What you will do
Keep every line where the word "Order" appears; drop the rest.

Items
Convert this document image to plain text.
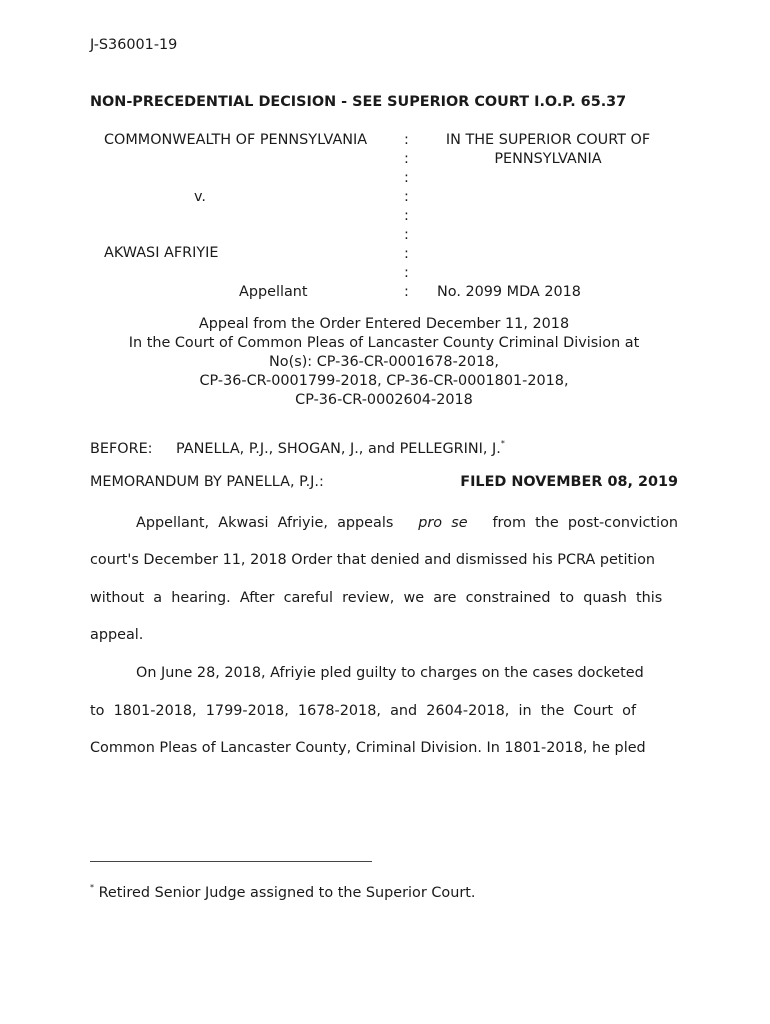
J-S36001-19
NON-PRECEDENTIAL DECISION - SEE SUPERIOR COURT I.O.P. 65.37
COMMONWEALTH OF PENNSYLVANIA
v.
AKWASI AFRIYIE
Appellant
:
:
:
:
:
:
:
:
:
IN THE SUPERIOR COURT OF
PENNSYLVANIA
No. 2099 MDA 2018
Appeal from the Order Entered December 11, 2018
In the Court of Common Pleas of Lancaster County Criminal Division at
No(s): CP-36-CR-0001678-2018,
CP-36-CR-0001799-2018, CP-36-CR-0001801-2018,
CP-36-CR-0002604-2018
BEFORE: PANELLA, P.J., SHOGAN, J., and PELLEGRINI, J.*
MEMORANDUM BY PANELLA, P.J.:	FILED NOVEMBER 08, 2019
Appellant,  Akwasi  Afriyie,  appeals pro  se from  the  post-conviction
court's December 11, 2018 Order that denied and dismissed his PCRA petition
without  a  hearing.  After  careful  review,  we  are  constrained  to  quash  this
appeal.
On June 28, 2018, Afriyie pled guilty to charges on the cases docketed
to  1801-2018,  1799-2018,  1678-2018,  and  2604-2018,  in  the  Court  of
Common Pleas of Lancaster County, Criminal Division. In 1801-2018, he pled
* Retired Senior Judge assigned to the Superior Court.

Solution for this problem
Appeal from the Order Entered December 11, 2018
court's December 11, 2018 Order that denied and dismissed his PCRA petition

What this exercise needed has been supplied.